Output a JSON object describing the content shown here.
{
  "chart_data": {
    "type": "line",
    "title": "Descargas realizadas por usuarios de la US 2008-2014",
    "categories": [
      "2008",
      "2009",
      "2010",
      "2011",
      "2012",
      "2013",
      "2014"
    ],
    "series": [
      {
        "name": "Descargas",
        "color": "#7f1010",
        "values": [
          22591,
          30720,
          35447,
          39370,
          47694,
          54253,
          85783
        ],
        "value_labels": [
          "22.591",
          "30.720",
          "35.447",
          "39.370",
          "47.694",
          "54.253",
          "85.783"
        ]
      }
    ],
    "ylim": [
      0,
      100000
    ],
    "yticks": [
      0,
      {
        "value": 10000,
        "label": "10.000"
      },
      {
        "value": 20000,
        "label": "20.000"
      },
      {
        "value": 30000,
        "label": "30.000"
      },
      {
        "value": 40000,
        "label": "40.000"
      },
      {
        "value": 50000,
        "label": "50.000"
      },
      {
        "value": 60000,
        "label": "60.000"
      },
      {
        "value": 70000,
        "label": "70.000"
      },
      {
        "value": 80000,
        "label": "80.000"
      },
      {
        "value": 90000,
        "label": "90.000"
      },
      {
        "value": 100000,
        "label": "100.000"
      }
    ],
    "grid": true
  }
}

■ ■ ■ ■ ■ ■ ■

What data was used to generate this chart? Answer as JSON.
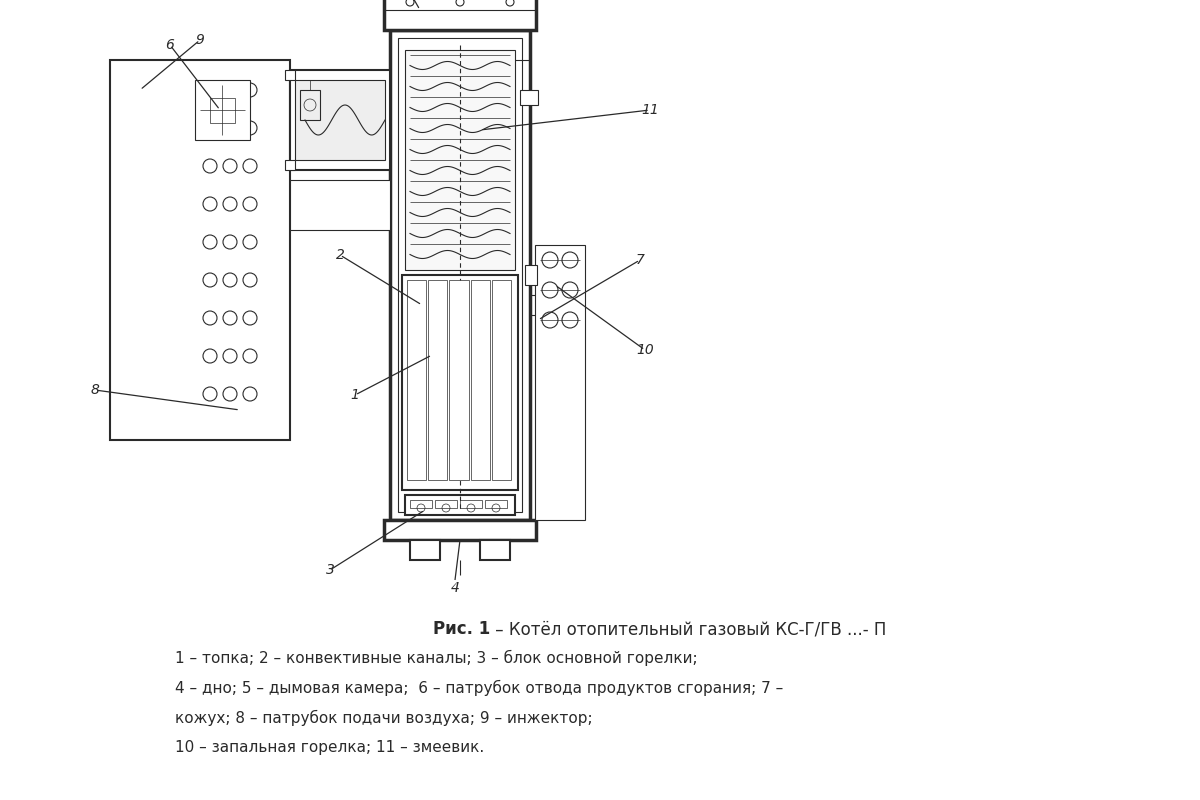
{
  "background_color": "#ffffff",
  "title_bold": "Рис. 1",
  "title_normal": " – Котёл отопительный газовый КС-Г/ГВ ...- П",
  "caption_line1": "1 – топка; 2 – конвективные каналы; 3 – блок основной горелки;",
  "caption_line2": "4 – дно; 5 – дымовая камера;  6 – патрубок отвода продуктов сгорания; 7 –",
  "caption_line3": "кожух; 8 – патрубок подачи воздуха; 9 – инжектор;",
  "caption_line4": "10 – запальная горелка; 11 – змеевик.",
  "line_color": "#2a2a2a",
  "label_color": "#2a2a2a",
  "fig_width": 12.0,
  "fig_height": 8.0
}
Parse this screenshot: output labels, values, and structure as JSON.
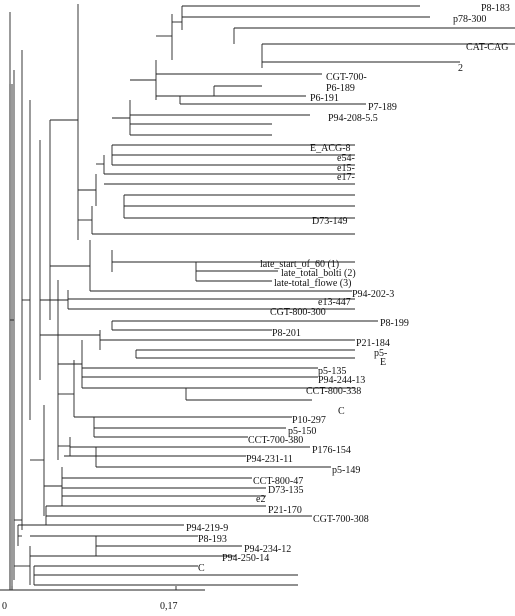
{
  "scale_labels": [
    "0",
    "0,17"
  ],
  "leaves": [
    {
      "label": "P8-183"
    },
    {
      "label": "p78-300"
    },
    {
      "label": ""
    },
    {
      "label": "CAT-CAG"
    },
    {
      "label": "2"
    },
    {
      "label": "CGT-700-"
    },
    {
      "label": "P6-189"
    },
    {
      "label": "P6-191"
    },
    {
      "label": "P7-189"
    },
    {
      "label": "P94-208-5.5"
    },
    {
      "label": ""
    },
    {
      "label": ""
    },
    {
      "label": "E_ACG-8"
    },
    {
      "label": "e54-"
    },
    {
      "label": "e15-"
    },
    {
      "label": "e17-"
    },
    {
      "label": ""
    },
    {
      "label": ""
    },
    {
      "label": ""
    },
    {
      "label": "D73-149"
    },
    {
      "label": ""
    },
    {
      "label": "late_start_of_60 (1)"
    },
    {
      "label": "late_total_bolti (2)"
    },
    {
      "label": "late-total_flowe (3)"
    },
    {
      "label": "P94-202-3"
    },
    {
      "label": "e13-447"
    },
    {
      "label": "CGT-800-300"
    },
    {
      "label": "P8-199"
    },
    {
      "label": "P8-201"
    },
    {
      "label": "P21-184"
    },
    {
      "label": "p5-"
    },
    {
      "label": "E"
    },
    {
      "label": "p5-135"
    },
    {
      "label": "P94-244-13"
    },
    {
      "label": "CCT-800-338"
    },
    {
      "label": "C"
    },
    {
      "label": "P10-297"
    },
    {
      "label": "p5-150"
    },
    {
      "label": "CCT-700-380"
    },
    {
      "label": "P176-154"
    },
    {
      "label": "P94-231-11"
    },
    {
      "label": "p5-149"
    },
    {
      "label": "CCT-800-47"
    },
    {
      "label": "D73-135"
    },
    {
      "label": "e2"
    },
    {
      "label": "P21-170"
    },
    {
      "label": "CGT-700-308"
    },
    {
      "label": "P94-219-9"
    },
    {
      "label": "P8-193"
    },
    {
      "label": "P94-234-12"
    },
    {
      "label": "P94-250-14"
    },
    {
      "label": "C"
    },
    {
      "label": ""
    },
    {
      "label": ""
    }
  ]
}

■ ■ ■ ■ ■ ■ ■

• EXERCISE
Report all lines of the data that include the word "патрубок".

• TASK OUTPUT
  "caption_line2": "4 – дно; 5 – дымовая камера;  6 – патрубок отвода продуктов сгорания; 7 –",
  "caption_line3": "кожух; 8 – патрубок подачи воздуха; 9 – инжектор;",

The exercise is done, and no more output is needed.